Problem statement —
Can you print every record below exactly as written?

------------------------------------------------------------------------

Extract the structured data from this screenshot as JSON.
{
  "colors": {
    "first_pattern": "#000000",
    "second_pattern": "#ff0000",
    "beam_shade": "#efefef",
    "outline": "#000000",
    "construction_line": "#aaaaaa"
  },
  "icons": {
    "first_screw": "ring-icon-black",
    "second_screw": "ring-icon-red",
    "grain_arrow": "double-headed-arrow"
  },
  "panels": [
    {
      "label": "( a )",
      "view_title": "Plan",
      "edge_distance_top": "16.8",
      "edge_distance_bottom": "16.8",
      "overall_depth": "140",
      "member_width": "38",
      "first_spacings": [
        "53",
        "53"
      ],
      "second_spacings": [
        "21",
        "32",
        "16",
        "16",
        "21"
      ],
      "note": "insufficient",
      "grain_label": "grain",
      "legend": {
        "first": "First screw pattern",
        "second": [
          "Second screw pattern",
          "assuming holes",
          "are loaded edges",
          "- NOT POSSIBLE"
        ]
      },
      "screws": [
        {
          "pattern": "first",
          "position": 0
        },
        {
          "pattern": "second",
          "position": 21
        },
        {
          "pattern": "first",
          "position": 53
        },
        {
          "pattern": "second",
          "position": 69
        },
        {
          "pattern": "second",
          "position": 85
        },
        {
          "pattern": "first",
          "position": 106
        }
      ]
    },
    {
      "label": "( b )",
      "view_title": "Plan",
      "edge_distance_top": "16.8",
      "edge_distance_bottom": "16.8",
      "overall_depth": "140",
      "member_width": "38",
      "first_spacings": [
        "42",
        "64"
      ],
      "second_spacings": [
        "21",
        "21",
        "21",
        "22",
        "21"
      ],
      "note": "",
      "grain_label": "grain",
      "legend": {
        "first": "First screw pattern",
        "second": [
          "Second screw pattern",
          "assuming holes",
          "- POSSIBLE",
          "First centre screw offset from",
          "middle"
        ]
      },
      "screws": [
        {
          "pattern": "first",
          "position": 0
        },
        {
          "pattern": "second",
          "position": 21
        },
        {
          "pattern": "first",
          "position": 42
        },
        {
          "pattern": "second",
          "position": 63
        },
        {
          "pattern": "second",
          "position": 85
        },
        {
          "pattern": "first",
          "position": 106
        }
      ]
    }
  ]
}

------------------------------------------------------------------------

Written solution —
Extract the structured data from this screenshot as JSON.
{
  "colors": {
    "first_pattern": "#000000",
    "second_pattern": "#ff0000",
    "beam_shade": "#efefef",
    "outline": "#000000",
    "construction_line": "#aaaaaa"
  },
  "icons": {
    "first_screw": "ring-icon-black",
    "second_screw": "ring-icon-red",
    "grain_arrow": "double-headed-arrow"
  },
  "panels": [
    {
      "label": "( a )",
      "view_title": "Plan",
      "edge_distance_top": "16.8",
      "edge_distance_bottom": "16.8",
      "overall_depth": "140",
      "member_width": "38",
      "first_spacings": [
        "53",
        "53"
      ],
      "second_spacings": [
        "21",
        "32",
        "16",
        "16",
        "21"
      ],
      "note": "insufficient",
      "grain_label": "grain",
      "legend": {
        "first": "First screw pattern",
        "second": [
          "Second screw pattern",
          "assuming holes",
          "are loaded edges",
          "- NOT POSSIBLE"
        ]
      },
      "screws": [
        {
          "pattern": "first",
          "position": 0
        },
        {
          "pattern": "second",
          "position": 21
        },
        {
          "pattern": "first",
          "position": 53
        },
        {
          "pattern": "second",
          "position": 69
        },
        {
          "pattern": "second",
          "position": 85
        },
        {
          "pattern": "first",
          "position": 106
        }
      ]
    },
    {
      "label": "( b )",
      "view_title": "Plan",
      "edge_distance_top": "16.8",
      "edge_distance_bottom": "16.8",
      "overall_depth": "140",
      "member_width": "38",
      "first_spacings": [
        "42",
        "64"
      ],
      "second_spacings": [
        "21",
        "21",
        "21",
        "22",
        "21"
      ],
      "note": "",
      "grain_label": "grain",
      "legend": {
        "first": "First screw pattern",
        "second": [
          "Second screw pattern",
          "assuming holes",
          "- POSSIBLE",
          "First centre screw offset from",
          "middle"
        ]
      },
      "screws": [
        {
          "pattern": "first",
          "position": 0
        },
        {
          "pattern": "second",
          "position": 21
        },
        {
          "pattern": "first",
          "position": 42
        },
        {
          "pattern": "second",
          "position": 63
        },
        {
          "pattern": "second",
          "position": 85
        },
        {
          "pattern": "first",
          "position": 106
        }
      ]
    }
  ]
}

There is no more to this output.